**INPUT RECORDS:**
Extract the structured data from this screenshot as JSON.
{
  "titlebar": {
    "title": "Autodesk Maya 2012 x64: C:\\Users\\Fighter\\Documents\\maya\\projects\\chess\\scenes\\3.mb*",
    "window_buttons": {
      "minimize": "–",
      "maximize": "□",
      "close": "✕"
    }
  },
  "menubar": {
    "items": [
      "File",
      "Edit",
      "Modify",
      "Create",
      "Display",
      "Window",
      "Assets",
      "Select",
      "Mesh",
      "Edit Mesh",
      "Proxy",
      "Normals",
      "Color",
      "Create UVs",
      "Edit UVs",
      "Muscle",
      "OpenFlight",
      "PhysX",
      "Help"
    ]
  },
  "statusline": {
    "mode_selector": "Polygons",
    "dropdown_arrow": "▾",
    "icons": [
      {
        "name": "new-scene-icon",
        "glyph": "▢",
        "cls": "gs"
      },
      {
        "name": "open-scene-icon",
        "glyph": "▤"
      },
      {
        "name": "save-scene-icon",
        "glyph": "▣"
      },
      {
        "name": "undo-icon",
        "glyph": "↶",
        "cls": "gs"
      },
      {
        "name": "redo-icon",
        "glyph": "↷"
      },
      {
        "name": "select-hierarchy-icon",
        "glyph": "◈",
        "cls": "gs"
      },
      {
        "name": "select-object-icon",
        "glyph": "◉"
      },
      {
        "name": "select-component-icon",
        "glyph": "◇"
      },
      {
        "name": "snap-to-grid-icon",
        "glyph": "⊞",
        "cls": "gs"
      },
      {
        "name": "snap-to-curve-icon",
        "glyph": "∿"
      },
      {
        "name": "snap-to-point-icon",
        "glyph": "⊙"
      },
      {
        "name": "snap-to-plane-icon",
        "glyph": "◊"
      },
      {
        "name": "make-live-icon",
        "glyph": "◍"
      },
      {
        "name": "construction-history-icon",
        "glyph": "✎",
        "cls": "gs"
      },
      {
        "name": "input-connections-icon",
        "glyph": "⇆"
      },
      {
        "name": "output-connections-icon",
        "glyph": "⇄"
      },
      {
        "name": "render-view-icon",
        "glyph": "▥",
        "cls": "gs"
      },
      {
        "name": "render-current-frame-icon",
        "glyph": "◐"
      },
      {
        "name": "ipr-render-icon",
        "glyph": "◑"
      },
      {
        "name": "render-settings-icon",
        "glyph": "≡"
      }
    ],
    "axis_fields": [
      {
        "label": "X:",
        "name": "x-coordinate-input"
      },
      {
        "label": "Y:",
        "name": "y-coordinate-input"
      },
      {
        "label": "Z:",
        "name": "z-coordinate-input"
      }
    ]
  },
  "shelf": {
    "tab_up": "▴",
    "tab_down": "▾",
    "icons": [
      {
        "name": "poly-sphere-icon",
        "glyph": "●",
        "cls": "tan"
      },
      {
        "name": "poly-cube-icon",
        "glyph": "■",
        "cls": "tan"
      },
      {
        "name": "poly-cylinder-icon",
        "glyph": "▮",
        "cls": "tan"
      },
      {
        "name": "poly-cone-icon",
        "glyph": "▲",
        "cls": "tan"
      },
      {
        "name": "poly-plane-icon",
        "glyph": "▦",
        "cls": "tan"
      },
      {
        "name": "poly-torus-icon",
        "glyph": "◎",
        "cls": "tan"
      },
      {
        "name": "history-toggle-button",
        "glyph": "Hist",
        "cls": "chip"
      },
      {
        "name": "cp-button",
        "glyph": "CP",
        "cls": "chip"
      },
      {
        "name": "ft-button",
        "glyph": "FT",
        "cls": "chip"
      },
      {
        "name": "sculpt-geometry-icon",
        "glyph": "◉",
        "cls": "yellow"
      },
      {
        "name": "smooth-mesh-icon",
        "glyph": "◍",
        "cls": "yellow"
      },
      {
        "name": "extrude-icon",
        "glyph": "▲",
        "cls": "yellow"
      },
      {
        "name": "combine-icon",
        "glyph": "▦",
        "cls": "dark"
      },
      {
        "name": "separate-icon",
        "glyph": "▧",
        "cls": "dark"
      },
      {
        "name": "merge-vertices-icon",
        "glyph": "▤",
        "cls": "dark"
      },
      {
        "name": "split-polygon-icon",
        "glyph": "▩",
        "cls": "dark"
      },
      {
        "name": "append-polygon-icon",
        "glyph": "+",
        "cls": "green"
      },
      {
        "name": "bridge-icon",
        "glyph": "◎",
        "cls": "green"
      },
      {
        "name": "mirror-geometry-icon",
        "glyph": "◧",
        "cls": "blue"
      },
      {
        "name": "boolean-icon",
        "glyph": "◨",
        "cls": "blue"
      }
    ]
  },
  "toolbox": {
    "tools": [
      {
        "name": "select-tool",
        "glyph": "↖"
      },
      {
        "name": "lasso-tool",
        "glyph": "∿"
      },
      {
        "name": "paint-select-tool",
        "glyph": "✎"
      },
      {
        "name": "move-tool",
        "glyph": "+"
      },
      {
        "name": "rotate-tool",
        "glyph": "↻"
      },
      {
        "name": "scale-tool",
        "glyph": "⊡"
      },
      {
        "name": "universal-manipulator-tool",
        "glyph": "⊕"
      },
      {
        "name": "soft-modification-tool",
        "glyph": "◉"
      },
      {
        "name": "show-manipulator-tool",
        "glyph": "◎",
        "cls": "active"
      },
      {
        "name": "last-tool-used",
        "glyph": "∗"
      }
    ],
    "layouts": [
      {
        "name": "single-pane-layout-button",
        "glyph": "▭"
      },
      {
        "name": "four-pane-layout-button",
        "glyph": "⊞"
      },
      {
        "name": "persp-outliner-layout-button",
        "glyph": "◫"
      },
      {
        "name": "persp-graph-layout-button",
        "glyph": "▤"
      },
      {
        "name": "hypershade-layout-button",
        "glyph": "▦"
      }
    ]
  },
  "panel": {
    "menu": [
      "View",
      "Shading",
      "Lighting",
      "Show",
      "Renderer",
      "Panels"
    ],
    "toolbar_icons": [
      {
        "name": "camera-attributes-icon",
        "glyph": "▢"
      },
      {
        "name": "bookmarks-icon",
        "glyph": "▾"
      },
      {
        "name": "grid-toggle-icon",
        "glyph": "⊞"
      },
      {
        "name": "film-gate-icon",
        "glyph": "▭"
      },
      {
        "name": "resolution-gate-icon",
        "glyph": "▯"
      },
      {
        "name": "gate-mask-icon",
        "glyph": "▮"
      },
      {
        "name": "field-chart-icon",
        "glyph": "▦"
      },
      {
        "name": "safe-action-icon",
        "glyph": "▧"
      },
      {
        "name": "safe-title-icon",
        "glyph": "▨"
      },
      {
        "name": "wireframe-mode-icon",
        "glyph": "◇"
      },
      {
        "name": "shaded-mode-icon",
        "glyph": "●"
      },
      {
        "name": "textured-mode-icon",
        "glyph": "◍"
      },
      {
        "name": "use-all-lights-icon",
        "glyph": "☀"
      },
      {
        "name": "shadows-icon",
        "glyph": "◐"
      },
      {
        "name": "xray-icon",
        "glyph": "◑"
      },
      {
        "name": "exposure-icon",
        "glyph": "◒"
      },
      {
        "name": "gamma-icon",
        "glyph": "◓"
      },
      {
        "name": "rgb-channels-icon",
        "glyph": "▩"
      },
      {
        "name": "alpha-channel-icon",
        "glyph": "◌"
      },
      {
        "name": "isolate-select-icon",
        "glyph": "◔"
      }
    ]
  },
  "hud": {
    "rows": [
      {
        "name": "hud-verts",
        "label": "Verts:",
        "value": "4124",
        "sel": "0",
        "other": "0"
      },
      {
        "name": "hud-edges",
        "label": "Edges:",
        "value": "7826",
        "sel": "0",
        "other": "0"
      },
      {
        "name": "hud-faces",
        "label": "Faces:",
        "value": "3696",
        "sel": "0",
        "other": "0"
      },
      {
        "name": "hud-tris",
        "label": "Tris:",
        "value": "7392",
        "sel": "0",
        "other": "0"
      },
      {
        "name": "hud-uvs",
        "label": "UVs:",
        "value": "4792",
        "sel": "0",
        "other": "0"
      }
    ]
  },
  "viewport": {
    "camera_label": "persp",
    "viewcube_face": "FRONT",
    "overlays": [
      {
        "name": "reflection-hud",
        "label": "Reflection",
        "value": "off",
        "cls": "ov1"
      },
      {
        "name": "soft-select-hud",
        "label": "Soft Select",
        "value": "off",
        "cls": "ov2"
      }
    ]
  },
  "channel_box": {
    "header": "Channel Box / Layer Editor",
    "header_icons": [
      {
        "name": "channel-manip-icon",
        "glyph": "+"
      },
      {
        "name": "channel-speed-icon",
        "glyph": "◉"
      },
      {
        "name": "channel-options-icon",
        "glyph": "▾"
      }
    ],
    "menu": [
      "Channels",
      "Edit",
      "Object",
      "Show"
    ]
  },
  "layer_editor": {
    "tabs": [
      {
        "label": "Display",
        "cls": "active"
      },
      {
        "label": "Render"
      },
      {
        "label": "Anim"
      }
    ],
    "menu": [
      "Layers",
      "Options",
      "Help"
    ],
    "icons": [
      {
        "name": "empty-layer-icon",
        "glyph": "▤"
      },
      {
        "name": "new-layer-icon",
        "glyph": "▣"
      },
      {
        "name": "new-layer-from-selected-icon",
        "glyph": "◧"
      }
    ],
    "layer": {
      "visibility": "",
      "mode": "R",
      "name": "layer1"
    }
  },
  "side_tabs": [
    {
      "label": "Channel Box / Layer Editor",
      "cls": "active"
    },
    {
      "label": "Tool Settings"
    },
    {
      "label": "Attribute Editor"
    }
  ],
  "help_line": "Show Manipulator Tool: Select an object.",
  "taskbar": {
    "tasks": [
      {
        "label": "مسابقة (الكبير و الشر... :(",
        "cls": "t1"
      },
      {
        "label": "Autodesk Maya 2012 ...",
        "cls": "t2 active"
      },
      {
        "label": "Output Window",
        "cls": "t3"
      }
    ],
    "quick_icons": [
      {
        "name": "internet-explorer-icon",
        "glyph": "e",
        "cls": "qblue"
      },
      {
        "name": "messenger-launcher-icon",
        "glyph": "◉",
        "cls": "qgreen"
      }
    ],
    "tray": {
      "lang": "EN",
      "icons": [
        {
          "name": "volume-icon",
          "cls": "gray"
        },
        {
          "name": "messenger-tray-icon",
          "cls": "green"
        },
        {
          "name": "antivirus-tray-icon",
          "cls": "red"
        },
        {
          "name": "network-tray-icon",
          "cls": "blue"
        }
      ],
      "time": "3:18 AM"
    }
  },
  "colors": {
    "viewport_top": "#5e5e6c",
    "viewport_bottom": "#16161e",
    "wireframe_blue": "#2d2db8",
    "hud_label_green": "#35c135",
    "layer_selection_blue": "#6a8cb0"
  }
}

**EXERCISE DESCRIPTION:**
How many lines in the data above contain the word "Autodesk"? Reply with only that figure.

**PROBLEM SOLUTION:**
2